Collected data:
══════

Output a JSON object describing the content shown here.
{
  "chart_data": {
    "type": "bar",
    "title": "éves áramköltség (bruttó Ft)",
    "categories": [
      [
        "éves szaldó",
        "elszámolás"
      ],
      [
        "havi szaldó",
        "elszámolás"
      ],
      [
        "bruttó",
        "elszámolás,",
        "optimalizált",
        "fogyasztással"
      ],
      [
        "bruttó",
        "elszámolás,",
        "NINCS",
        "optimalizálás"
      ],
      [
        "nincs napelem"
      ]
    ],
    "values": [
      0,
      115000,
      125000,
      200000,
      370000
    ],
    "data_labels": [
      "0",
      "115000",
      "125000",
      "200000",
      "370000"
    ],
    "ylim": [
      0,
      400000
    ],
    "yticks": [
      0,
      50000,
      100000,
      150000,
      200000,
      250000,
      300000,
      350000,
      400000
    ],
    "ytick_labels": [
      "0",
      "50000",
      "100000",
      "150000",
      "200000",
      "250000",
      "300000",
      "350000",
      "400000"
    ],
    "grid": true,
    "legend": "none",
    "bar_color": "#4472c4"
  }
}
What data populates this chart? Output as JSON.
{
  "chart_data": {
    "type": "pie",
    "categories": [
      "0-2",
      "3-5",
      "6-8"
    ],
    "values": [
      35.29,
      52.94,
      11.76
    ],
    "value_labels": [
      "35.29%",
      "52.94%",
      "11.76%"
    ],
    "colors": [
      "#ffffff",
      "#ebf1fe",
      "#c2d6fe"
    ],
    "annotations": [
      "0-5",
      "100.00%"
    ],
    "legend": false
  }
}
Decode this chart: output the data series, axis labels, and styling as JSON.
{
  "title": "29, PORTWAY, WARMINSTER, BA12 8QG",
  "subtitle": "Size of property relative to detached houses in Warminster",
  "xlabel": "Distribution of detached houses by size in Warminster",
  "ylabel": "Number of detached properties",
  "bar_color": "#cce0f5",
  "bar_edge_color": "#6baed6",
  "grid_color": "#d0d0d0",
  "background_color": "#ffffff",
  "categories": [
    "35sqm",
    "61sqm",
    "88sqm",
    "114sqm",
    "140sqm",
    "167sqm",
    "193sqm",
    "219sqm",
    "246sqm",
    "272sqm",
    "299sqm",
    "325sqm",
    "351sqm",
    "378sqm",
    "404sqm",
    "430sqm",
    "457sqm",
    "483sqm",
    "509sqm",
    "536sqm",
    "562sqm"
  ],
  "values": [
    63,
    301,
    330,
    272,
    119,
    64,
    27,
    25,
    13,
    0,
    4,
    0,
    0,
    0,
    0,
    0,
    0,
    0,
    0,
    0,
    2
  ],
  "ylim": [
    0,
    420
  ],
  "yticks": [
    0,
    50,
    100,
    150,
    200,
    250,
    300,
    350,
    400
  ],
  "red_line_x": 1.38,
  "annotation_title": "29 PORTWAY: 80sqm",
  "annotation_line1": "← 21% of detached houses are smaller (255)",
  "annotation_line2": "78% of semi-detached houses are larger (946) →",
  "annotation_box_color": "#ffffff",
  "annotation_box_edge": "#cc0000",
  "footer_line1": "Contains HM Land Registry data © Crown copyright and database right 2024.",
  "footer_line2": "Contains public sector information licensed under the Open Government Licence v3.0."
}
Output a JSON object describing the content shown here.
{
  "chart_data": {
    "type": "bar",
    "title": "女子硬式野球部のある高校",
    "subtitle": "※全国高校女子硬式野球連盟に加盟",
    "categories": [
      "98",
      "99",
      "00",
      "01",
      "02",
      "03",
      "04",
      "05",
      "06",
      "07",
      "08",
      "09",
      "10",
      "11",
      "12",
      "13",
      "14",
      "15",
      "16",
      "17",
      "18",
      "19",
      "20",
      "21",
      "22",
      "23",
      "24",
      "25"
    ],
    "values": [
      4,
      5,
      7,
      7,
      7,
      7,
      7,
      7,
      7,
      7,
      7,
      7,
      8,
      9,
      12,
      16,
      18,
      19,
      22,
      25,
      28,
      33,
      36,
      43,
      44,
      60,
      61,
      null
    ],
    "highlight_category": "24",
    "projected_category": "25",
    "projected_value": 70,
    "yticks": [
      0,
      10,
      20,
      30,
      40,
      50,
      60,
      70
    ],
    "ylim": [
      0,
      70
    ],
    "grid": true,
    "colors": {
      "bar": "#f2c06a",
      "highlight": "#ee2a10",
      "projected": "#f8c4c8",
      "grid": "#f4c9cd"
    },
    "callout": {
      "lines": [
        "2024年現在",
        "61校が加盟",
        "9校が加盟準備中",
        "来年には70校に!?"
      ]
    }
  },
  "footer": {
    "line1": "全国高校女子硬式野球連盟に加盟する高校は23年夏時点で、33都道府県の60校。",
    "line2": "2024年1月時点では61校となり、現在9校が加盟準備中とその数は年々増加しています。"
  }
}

══════

:: WORK TO BE COMPLETED ::
Work out how many lines of the listing above include "éves". Answer with the number and nothing more.

:: TASK OUTPUT ::
2